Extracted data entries
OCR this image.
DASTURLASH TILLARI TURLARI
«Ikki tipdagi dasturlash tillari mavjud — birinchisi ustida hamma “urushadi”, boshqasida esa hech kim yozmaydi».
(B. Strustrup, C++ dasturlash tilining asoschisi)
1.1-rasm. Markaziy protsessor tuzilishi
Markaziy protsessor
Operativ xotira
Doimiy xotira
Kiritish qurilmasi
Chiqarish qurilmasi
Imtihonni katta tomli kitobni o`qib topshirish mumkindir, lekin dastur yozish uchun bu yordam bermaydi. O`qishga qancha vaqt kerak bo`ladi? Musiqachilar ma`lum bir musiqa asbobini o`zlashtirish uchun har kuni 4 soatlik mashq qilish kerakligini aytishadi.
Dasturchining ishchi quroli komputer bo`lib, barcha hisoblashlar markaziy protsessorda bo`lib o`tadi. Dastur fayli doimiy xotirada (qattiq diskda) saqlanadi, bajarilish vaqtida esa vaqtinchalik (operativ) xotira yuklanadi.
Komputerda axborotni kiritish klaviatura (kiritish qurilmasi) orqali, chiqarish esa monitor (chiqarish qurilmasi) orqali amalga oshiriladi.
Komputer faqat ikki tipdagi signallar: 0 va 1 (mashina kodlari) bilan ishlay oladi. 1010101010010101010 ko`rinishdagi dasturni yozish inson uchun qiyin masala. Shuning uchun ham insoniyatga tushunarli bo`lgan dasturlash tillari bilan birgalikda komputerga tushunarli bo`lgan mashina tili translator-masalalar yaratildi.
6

• _Request_: Copy out the lines in which the string "xotira" appears.

• _Worked answer_:
Operativ xotira
Doimiy xotira
Dasturchining ishchi quroli komputer bo`lib, barcha hisoblashlar markaziy protsessorda bo`lib o`tadi. Dastur fayli doimiy xotirada (qattiq diskda) saqlanadi, bajarilish vaqtida esa vaqtinchalik (operativ) xotira yuklanadi.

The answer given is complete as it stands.